• [WHAT YOU HAVE TO DO]:
Wherever a line holds the word "Gebrauchtwagen", copy that line out.

• [RECORDS PROVIDED]:

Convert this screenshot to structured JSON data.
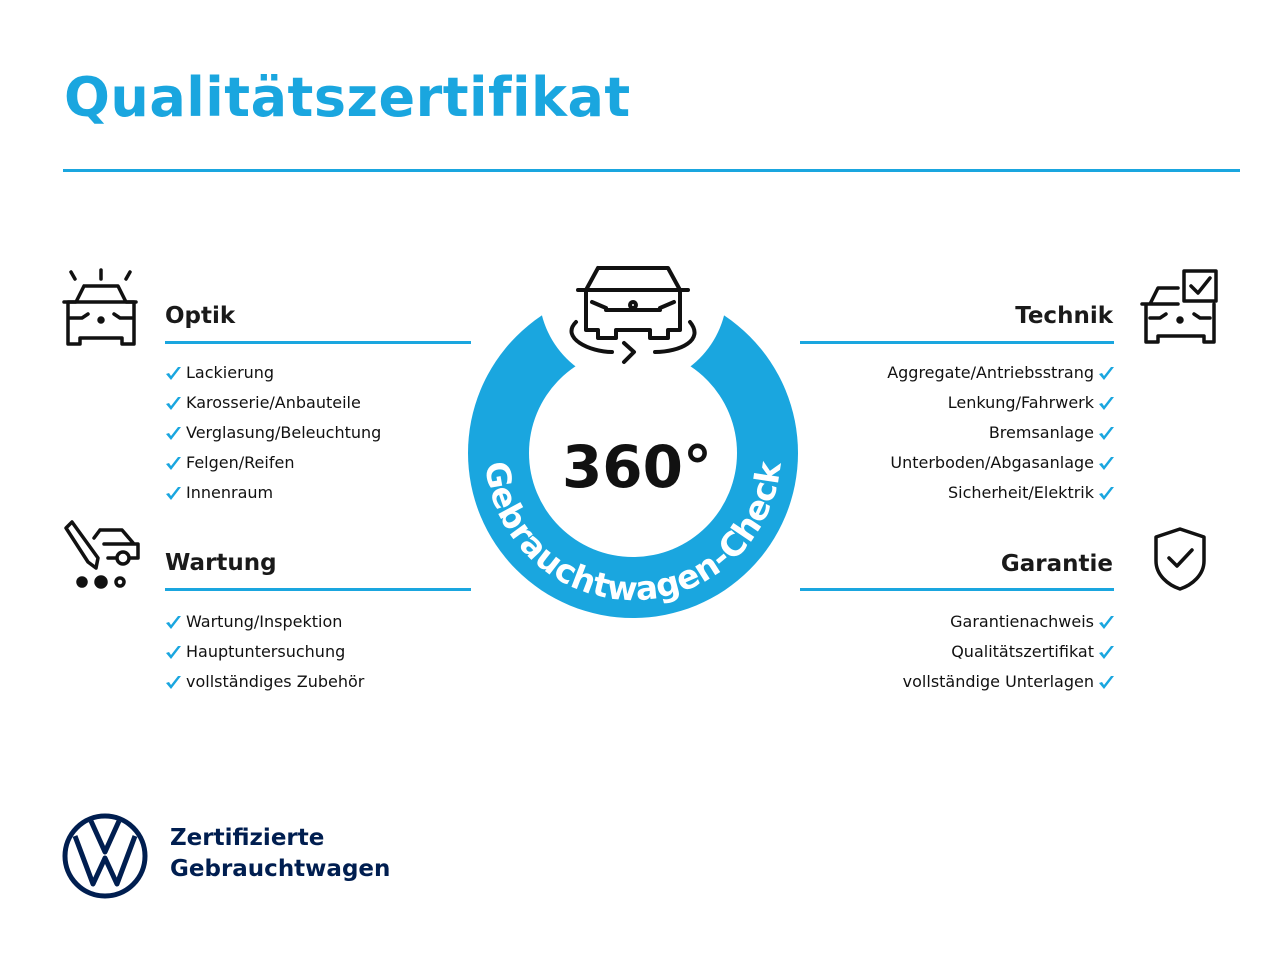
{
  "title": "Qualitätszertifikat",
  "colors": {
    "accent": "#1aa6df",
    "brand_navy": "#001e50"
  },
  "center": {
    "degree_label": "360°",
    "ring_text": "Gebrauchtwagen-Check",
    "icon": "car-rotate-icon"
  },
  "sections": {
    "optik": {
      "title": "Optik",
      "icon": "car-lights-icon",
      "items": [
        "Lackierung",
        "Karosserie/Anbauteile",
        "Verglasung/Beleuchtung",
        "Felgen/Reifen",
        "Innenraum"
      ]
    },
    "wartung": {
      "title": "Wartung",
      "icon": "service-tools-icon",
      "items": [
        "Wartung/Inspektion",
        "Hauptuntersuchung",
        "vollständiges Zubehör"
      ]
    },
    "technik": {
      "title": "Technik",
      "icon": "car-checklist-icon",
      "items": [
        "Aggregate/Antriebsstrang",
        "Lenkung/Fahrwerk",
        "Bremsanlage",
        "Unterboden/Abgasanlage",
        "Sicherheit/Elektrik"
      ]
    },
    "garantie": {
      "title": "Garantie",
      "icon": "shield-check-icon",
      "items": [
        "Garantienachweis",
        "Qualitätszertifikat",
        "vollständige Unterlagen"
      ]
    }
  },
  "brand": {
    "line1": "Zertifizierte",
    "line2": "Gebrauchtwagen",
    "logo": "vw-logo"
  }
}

==

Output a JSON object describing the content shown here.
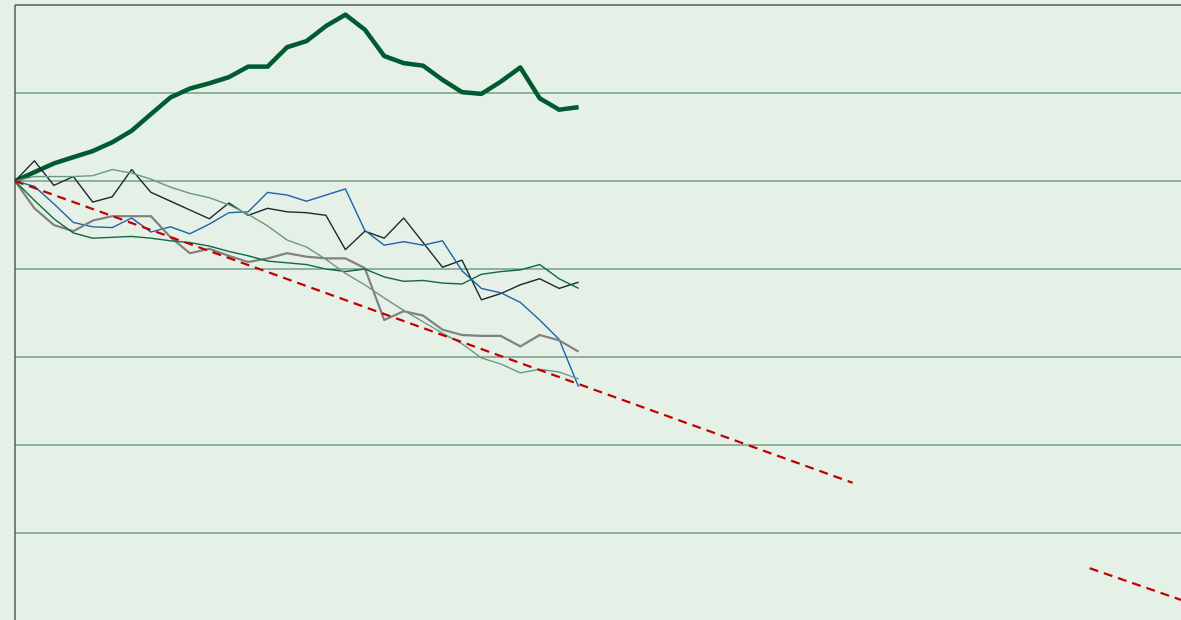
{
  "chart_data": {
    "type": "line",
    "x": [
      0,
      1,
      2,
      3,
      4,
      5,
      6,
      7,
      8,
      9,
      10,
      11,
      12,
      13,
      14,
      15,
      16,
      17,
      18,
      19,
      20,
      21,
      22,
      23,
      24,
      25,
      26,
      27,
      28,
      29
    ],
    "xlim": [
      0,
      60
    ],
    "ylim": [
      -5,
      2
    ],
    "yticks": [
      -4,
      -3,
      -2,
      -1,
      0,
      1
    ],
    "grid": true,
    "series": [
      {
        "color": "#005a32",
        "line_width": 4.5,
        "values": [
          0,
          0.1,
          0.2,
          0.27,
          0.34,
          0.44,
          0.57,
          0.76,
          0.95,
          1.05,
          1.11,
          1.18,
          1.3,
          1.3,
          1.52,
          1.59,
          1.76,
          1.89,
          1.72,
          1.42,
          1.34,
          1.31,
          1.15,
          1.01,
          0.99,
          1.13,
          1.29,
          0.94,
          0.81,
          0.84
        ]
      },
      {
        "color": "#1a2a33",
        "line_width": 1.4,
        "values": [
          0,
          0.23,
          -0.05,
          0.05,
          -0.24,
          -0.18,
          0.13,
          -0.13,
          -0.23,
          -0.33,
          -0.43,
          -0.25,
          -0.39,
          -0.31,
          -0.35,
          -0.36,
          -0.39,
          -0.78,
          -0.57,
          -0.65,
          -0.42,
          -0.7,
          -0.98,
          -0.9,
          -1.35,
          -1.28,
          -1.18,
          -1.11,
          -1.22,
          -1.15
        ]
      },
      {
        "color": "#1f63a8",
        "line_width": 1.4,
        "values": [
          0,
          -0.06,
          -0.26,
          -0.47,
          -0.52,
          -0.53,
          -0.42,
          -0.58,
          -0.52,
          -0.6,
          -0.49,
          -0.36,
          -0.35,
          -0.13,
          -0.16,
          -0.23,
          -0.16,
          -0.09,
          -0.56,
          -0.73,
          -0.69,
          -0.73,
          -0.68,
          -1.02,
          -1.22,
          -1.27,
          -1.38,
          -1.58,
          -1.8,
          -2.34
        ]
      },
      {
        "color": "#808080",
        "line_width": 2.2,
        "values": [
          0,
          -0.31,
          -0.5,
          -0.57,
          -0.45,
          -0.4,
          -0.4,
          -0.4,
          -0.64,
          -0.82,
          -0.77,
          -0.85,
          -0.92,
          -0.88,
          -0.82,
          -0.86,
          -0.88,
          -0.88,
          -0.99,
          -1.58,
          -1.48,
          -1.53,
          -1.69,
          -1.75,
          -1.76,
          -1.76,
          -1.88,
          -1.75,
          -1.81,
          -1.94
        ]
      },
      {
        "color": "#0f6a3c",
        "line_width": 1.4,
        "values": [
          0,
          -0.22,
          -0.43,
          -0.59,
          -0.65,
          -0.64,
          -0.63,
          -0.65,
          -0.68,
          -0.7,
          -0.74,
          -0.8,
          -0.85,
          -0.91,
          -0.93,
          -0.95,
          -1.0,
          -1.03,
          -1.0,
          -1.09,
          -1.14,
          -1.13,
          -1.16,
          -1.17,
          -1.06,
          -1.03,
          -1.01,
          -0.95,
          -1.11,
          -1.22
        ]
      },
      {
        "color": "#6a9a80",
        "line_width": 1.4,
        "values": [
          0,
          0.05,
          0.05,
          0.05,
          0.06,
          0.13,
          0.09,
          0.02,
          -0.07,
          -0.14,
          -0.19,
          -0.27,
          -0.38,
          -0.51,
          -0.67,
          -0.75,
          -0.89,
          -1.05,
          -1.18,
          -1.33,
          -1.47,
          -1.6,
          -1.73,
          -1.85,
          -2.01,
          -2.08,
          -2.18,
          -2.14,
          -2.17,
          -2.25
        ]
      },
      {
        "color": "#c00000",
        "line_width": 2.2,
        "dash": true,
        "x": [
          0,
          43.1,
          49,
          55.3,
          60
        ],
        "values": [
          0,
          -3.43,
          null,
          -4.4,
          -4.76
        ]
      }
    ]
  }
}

• [TASK SOLUTION]:
    "ring_text": "Gebrauchtwagen-Check",
    "line2": "Gebrauchtwagen",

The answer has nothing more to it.